--- TASK TO CARRY OUT ---
Copy each line holding the string "Time".

:: STORED ROWS ::

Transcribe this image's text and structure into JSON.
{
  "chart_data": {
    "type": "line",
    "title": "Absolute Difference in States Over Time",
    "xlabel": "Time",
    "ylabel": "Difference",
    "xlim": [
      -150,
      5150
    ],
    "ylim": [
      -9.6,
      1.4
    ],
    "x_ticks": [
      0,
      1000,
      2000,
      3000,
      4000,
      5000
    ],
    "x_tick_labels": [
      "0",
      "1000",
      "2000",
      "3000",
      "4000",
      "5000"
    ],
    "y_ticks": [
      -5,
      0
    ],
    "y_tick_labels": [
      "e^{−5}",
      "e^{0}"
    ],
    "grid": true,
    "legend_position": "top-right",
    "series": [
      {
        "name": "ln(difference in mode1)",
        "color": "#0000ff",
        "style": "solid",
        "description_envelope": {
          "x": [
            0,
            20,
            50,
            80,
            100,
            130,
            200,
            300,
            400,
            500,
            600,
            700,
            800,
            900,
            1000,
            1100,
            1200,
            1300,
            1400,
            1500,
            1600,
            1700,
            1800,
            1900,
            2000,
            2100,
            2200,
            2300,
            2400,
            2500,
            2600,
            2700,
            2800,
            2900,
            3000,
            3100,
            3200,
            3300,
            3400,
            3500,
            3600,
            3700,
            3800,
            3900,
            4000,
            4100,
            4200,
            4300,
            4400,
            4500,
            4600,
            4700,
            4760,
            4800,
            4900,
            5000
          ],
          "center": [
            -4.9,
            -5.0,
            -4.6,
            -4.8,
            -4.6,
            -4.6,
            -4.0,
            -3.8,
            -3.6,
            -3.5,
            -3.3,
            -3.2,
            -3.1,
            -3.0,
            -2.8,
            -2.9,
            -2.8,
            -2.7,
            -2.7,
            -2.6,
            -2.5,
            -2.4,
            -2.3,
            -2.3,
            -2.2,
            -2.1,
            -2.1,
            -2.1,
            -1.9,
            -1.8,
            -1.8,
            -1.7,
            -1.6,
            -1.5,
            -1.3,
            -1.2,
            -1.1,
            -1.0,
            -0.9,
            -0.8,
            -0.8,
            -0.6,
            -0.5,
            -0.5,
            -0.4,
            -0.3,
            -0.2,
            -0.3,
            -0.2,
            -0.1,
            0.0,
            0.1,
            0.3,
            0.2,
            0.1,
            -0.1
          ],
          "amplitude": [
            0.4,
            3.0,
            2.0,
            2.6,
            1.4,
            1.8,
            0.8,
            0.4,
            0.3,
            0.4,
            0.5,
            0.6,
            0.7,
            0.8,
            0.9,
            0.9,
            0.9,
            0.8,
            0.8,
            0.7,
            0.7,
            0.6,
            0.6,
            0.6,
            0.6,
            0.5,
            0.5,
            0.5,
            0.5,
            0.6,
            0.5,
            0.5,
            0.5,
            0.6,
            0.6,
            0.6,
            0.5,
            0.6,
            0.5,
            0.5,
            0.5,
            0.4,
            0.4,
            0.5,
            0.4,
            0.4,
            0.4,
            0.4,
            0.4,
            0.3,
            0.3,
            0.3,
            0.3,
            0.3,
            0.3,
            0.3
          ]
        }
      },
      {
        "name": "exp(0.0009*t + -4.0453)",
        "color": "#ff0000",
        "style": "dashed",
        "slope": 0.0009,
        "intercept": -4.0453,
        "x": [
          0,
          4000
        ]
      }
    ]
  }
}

:::

--- PROBLEM SOLUTION ---
    "title": "Absolute Difference in States Over Time",
    "xlabel": "Time",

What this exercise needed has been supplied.